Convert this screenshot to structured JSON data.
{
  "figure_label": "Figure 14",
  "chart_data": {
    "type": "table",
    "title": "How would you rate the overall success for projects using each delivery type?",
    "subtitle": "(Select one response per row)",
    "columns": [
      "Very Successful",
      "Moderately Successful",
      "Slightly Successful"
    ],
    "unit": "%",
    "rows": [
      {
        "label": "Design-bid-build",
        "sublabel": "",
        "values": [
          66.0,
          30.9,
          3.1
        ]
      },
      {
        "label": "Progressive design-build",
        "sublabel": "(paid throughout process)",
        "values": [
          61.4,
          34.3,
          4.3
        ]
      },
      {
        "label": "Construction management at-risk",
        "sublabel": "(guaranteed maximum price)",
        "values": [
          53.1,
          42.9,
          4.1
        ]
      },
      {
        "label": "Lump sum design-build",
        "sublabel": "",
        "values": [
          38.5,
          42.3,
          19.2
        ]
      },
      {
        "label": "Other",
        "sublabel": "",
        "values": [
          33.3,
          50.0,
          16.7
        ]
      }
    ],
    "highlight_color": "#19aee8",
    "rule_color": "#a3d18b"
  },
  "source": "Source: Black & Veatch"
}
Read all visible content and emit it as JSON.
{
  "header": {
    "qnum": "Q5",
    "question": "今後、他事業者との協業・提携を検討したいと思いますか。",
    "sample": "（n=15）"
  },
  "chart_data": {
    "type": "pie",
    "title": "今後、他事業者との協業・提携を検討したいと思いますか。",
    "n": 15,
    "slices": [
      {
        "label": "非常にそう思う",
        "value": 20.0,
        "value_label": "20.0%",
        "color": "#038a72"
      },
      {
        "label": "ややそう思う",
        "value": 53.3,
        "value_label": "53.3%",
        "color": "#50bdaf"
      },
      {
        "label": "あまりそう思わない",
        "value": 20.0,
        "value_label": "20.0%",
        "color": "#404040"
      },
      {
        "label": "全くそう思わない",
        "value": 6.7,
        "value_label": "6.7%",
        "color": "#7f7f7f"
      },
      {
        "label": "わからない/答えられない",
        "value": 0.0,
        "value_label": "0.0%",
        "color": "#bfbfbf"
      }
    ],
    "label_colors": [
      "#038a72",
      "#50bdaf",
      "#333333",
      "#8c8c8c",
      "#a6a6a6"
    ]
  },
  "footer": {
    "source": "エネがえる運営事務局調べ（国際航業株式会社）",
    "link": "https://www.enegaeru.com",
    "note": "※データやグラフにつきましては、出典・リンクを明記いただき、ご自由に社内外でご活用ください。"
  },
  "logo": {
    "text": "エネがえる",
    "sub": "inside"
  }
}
====
■ What is asked ■
Pull out every line containing "Successful".

■ Response to this task ■
      "Very Successful",
      "Moderately Successful",
      "Slightly Successful"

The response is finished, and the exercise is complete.